→ Short task
Quote the listing below word for word, from its first line through the line containing "table-row[interactable]: 🗋 *", with both of those lines included.

*** Dataset ***

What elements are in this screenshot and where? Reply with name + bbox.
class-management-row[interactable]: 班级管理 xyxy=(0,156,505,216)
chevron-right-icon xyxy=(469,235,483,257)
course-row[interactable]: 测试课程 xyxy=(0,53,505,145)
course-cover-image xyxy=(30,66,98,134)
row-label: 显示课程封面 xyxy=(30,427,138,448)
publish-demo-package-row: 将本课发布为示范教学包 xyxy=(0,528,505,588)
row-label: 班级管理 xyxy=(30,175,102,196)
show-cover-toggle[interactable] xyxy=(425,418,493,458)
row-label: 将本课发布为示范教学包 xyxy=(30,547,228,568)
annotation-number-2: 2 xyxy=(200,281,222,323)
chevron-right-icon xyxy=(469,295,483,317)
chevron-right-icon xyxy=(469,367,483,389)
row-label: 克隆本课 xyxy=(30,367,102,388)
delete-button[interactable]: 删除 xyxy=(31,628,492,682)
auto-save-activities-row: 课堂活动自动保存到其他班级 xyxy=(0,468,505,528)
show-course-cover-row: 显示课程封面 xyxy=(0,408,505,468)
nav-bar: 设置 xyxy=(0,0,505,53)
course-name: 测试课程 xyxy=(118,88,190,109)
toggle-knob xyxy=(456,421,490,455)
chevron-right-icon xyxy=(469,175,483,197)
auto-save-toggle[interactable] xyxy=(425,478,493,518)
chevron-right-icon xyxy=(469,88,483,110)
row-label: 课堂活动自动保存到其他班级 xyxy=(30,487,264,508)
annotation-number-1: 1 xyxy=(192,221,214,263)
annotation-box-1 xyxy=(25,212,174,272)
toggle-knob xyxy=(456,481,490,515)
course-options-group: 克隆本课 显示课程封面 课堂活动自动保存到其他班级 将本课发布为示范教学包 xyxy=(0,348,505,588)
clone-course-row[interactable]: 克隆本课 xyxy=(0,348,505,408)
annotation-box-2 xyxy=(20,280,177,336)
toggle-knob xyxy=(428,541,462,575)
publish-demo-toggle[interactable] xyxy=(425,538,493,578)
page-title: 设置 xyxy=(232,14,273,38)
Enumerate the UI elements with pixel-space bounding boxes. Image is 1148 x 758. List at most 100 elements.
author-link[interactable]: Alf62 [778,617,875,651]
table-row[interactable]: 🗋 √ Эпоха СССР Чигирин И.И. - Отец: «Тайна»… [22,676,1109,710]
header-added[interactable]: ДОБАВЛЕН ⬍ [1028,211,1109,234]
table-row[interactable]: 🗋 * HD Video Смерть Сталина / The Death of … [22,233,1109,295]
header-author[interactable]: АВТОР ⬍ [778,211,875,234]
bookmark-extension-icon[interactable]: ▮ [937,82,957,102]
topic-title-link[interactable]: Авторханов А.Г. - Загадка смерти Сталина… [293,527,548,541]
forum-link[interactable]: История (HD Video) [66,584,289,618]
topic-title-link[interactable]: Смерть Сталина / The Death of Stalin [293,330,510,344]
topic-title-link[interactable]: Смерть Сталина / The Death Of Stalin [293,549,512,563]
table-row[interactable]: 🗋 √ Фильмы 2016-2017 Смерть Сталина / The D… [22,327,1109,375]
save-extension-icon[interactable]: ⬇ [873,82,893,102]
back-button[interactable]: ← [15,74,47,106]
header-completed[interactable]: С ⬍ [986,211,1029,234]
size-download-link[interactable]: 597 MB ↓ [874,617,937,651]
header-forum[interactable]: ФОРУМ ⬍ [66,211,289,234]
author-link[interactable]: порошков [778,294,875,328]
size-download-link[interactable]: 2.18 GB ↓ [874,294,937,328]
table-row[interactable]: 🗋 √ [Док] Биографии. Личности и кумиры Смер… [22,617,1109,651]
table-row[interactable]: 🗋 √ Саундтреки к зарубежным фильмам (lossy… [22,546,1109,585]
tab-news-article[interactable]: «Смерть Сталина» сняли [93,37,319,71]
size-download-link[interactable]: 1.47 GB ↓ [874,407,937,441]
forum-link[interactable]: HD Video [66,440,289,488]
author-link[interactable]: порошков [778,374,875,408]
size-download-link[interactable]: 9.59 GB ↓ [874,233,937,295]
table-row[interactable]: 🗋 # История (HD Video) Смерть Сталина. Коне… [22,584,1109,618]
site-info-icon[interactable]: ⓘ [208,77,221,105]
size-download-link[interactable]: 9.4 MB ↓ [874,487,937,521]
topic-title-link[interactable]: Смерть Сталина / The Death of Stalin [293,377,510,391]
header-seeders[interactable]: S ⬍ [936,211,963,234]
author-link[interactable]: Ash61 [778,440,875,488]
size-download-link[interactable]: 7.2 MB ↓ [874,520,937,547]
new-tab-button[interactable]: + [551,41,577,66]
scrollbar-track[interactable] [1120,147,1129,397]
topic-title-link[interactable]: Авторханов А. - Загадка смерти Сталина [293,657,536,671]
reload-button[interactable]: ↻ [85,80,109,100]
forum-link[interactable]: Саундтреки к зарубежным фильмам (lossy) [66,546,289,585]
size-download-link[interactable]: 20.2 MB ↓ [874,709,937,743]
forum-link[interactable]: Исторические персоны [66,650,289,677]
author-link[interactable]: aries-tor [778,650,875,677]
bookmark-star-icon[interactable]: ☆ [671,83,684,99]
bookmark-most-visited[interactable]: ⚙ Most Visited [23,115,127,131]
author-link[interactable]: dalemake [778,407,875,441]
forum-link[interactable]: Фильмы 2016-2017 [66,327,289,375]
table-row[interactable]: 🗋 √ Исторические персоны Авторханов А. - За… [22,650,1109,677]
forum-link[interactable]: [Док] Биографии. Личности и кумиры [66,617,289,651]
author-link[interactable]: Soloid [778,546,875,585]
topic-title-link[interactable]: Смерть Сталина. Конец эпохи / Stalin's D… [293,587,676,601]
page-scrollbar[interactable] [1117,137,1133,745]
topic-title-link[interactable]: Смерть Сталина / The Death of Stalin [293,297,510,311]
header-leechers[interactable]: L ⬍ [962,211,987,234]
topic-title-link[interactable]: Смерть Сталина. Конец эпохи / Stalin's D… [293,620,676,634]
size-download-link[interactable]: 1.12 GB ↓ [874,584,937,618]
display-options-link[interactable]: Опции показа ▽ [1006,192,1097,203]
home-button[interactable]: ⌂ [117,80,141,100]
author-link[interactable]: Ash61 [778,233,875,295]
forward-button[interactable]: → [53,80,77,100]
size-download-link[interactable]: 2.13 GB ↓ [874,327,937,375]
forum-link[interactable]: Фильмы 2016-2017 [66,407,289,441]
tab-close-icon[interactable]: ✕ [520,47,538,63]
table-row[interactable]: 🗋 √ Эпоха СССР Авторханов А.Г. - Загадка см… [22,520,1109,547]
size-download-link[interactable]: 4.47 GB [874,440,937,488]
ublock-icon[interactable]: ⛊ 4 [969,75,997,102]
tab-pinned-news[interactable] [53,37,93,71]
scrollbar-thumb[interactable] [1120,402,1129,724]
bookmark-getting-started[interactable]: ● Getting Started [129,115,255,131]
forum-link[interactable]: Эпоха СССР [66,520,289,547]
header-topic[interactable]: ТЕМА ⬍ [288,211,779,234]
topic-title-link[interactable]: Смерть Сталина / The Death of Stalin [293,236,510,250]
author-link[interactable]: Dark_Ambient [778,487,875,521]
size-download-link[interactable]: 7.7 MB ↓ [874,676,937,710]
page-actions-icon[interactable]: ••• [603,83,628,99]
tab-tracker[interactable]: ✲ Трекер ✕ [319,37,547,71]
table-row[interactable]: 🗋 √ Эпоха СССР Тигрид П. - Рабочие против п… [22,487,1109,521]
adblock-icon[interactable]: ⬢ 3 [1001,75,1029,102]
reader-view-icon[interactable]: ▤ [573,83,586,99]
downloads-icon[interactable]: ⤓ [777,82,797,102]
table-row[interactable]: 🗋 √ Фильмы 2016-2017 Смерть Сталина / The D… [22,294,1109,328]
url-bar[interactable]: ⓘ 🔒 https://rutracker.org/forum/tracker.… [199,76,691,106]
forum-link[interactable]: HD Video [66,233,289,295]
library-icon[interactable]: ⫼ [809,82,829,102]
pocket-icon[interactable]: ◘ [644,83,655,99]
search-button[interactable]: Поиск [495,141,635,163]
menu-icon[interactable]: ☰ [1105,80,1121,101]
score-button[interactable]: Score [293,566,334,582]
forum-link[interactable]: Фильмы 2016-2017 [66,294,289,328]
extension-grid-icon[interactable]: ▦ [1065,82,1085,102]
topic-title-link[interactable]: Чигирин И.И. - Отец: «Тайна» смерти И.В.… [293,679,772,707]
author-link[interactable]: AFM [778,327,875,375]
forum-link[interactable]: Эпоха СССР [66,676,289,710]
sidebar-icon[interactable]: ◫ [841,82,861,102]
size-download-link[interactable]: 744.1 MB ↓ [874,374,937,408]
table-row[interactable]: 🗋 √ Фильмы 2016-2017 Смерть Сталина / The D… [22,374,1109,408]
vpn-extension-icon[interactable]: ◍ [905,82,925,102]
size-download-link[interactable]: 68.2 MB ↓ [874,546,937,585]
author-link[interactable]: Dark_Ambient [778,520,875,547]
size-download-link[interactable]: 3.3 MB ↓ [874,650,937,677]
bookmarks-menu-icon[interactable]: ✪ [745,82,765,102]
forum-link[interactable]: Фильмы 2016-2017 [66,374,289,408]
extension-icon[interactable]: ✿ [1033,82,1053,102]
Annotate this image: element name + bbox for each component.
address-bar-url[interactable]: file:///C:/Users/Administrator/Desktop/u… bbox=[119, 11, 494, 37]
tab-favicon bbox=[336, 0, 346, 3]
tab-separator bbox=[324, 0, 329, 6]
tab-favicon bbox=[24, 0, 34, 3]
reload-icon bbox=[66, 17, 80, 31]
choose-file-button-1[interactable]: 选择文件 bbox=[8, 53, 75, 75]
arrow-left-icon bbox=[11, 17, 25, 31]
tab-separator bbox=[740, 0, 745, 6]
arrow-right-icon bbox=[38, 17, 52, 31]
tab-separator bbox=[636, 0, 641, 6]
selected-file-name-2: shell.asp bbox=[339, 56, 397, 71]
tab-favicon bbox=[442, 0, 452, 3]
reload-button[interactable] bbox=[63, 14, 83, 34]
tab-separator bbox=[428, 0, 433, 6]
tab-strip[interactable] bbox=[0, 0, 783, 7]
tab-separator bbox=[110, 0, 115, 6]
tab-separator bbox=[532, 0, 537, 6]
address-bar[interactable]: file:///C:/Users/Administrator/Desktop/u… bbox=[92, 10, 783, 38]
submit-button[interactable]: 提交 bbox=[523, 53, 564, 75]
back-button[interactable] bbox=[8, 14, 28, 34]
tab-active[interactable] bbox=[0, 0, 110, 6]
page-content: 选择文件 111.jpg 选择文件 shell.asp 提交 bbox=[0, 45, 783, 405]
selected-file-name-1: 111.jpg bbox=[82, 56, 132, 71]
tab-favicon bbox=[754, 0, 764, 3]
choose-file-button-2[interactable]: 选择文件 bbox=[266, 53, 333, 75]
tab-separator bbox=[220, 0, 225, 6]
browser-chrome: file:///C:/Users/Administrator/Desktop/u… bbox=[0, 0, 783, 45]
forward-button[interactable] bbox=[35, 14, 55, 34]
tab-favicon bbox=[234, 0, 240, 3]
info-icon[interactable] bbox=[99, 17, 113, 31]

***

→ Output for this exercise
What elements are in this screenshot and where? Reply with name + bbox.
class-management-row[interactable]: 班级管理 xyxy=(0,156,505,216)
chevron-right-icon xyxy=(469,235,483,257)
course-row[interactable]: 测试课程 xyxy=(0,53,505,145)
course-cover-image xyxy=(30,66,98,134)
row-label: 显示课程封面 xyxy=(30,427,138,448)
publish-demo-package-row: 将本课发布为示范教学包 xyxy=(0,528,505,588)
row-label: 班级管理 xyxy=(30,175,102,196)
show-cover-toggle[interactable] xyxy=(425,418,493,458)
row-label: 将本课发布为示范教学包 xyxy=(30,547,228,568)
annotation-number-2: 2 xyxy=(200,281,222,323)
chevron-right-icon xyxy=(469,295,483,317)
chevron-right-icon xyxy=(469,367,483,389)
row-label: 克隆本课 xyxy=(30,367,102,388)
delete-button[interactable]: 删除 xyxy=(31,628,492,682)
auto-save-activities-row: 课堂活动自动保存到其他班级 xyxy=(0,468,505,528)
show-course-cover-row: 显示课程封面 xyxy=(0,408,505,468)
nav-bar: 设置 xyxy=(0,0,505,53)
course-name: 测试课程 xyxy=(118,88,190,109)
toggle-knob xyxy=(456,421,490,455)
chevron-right-icon xyxy=(469,175,483,197)
auto-save-toggle[interactable] xyxy=(425,478,493,518)
chevron-right-icon xyxy=(469,88,483,110)
row-label: 课堂活动自动保存到其他班级 xyxy=(30,487,264,508)
annotation-number-1: 1 xyxy=(192,221,214,263)
annotation-box-1 xyxy=(25,212,174,272)
toggle-knob xyxy=(456,481,490,515)
course-options-group: 克隆本课 显示课程封面 课堂活动自动保存到其他班级 将本课发布为示范教学包 xyxy=(0,348,505,588)
clone-course-row[interactable]: 克隆本课 xyxy=(0,348,505,408)
annotation-box-2 xyxy=(20,280,177,336)
toggle-knob xyxy=(428,541,462,575)
publish-demo-toggle[interactable] xyxy=(425,538,493,578)
page-title: 设置 xyxy=(232,14,273,38)
Enumerate the UI elements with pixel-space bounding boxes. Image is 1148 x 758. List at most 100 elements.
author-link[interactable]: Alf62 [778,617,875,651]
table-row[interactable]: 🗋 √ Эпоха СССР Чигирин И.И. - Отец: «Тайна»… [22,676,1109,710]
header-added[interactable]: ДОБАВЛЕН ⬍ [1028,211,1109,234]
table-row[interactable]: 🗋 * HD Video Смерть Сталина / The Death of … [22,233,1109,295]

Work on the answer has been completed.